- Required task -
Find each line in the records below that contains the string "axis" and copy it out in full. Case matters.

--- begin Task data ---

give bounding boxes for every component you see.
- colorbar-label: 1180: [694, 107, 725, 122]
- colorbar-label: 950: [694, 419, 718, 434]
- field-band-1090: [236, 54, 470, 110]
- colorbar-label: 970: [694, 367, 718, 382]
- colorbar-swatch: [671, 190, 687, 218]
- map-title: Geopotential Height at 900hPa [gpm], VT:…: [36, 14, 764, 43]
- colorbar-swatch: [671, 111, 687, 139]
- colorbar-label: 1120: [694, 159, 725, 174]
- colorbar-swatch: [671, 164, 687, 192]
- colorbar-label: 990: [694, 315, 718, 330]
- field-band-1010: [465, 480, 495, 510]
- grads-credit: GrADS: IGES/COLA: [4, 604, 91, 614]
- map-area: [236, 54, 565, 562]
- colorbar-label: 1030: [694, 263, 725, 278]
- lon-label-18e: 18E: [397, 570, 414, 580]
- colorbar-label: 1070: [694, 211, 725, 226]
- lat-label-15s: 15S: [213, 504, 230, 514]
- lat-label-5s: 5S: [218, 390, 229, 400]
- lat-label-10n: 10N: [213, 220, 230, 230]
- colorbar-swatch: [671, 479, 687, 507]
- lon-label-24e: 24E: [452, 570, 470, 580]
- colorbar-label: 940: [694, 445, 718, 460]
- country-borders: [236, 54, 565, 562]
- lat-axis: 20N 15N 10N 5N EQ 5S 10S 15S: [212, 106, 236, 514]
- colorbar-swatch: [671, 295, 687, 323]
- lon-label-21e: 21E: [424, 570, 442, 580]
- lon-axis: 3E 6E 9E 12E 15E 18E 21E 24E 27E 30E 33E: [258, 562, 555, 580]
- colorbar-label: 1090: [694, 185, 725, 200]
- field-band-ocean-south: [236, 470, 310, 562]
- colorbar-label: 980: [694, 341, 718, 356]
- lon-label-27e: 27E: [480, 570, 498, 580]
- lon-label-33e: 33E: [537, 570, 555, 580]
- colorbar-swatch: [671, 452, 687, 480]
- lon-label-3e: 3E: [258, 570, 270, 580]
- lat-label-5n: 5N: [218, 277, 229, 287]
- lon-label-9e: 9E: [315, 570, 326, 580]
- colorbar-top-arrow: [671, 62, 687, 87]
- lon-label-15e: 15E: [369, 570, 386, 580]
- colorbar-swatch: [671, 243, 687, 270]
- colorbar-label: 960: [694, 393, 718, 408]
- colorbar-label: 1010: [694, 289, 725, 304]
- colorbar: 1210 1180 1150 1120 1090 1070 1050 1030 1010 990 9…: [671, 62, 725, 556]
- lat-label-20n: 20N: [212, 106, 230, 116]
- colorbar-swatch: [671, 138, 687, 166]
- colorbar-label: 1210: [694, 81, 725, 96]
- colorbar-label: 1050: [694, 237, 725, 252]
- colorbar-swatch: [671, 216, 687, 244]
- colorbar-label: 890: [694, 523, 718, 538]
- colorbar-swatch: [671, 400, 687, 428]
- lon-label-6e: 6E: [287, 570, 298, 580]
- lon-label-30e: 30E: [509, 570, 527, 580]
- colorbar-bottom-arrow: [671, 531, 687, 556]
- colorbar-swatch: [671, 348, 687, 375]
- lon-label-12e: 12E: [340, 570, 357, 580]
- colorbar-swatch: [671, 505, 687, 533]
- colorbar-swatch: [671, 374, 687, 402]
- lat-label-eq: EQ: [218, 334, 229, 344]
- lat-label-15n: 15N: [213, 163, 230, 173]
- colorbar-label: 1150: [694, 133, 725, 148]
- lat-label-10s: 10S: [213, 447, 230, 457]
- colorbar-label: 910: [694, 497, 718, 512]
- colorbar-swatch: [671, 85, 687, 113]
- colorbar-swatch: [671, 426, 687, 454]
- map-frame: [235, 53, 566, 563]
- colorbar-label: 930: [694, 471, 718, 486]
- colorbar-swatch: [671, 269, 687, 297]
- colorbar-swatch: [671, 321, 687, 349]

--- end Task data ---

- Exercise output -
- lat-axis: 20N 15N 10N 5N EQ 5S 10S 15S: [212, 106, 236, 514]
- lon-axis: 3E 6E 9E 12E 15E 18E 21E 24E 27E 30E 33E: [258, 562, 555, 580]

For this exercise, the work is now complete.